■ Task goal
Would you copy out the whole listing exactly as given?

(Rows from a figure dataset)

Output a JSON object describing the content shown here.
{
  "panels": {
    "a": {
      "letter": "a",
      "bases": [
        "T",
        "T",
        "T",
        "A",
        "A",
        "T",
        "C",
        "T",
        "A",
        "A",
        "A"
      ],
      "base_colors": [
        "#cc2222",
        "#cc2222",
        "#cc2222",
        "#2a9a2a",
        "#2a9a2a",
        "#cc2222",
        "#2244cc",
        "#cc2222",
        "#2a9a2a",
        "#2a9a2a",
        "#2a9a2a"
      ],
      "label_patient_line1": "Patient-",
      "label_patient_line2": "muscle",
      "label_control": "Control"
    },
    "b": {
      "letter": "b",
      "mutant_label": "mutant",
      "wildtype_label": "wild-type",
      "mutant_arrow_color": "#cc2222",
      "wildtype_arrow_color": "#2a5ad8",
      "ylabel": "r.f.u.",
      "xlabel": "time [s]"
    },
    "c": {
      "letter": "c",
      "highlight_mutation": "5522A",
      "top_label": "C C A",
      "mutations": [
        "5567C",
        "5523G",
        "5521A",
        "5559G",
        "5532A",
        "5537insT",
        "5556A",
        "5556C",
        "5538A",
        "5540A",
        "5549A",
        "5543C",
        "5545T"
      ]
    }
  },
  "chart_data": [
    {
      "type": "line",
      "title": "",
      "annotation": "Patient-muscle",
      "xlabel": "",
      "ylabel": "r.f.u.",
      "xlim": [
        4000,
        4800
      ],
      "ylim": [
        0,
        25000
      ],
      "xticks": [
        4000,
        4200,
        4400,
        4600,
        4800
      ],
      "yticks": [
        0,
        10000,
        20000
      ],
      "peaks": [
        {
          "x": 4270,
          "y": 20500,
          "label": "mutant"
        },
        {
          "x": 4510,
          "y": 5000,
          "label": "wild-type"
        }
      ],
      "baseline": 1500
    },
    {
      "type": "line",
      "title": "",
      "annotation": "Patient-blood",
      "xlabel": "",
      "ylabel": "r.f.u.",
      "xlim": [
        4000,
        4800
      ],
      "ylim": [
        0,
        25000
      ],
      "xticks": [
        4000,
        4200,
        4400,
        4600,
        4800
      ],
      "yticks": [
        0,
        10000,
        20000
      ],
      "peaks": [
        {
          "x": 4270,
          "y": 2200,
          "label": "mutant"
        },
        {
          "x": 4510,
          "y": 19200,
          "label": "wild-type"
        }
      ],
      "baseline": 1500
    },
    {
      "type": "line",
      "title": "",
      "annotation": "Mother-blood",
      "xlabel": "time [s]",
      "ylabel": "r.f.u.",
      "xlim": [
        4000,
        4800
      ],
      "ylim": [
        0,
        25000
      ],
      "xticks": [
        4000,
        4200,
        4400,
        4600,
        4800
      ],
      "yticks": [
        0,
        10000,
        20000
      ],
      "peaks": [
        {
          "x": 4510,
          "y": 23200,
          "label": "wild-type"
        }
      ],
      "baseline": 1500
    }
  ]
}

■ Exercise output
Output a JSON object describing the content shown here.
{
  "panels": {
    "a": {
      "letter": "a",
      "bases": [
        "T",
        "T",
        "T",
        "A",
        "A",
        "T",
        "C",
        "T",
        "A",
        "A",
        "A"
      ],
      "base_colors": [
        "#cc2222",
        "#cc2222",
        "#cc2222",
        "#2a9a2a",
        "#2a9a2a",
        "#cc2222",
        "#2244cc",
        "#cc2222",
        "#2a9a2a",
        "#2a9a2a",
        "#2a9a2a"
      ],
      "label_patient_line1": "Patient-",
      "label_patient_line2": "muscle",
      "label_control": "Control"
    },
    "b": {
      "letter": "b",
      "mutant_label": "mutant",
      "wildtype_label": "wild-type",
      "mutant_arrow_color": "#cc2222",
      "wildtype_arrow_color": "#2a5ad8",
      "ylabel": "r.f.u.",
      "xlabel": "time [s]"
    },
    "c": {
      "letter": "c",
      "highlight_mutation": "5522A",
      "top_label": "C C A",
      "mutations": [
        "5567C",
        "5523G",
        "5521A",
        "5559G",
        "5532A",
        "5537insT",
        "5556A",
        "5556C",
        "5538A",
        "5540A",
        "5549A",
        "5543C",
        "5545T"
      ]
    }
  },
  "chart_data": [
    {
      "type": "line",
      "title": "",
      "annotation": "Patient-muscle",
      "xlabel": "",
      "ylabel": "r.f.u.",
      "xlim": [
        4000,
        4800
      ],
      "ylim": [
        0,
        25000
      ],
      "xticks": [
        4000,
        4200,
        4400,
        4600,
        4800
      ],
      "yticks": [
        0,
        10000,
        20000
      ],
      "peaks": [
        {
          "x": 4270,
          "y": 20500,
          "label": "mutant"
        },
        {
          "x": 4510,
          "y": 5000,
          "label": "wild-type"
        }
      ],
      "baseline": 1500
    },
    {
      "type": "line",
      "title": "",
      "annotation": "Patient-blood",
      "xlabel": "",
      "ylabel": "r.f.u.",
      "xlim": [
        4000,
        4800
      ],
      "ylim": [
        0,
        25000
      ],
      "xticks": [
        4000,
        4200,
        4400,
        4600,
        4800
      ],
      "yticks": [
        0,
        10000,
        20000
      ],
      "peaks": [
        {
          "x": 4270,
          "y": 2200,
          "label": "mutant"
        },
        {
          "x": 4510,
          "y": 19200,
          "label": "wild-type"
        }
      ],
      "baseline": 1500
    },
    {
      "type": "line",
      "title": "",
      "annotation": "Mother-blood",
      "xlabel": "time [s]",
      "ylabel": "r.f.u.",
      "xlim": [
        4000,
        4800
      ],
      "ylim": [
        0,
        25000
      ],
      "xticks": [
        4000,
        4200,
        4400,
        4600,
        4800
      ],
      "yticks": [
        0,
        10000,
        20000
      ],
      "peaks": [
        {
          "x": 4510,
          "y": 23200,
          "label": "wild-type"
        }
      ],
      "baseline": 1500
    }
  ]
}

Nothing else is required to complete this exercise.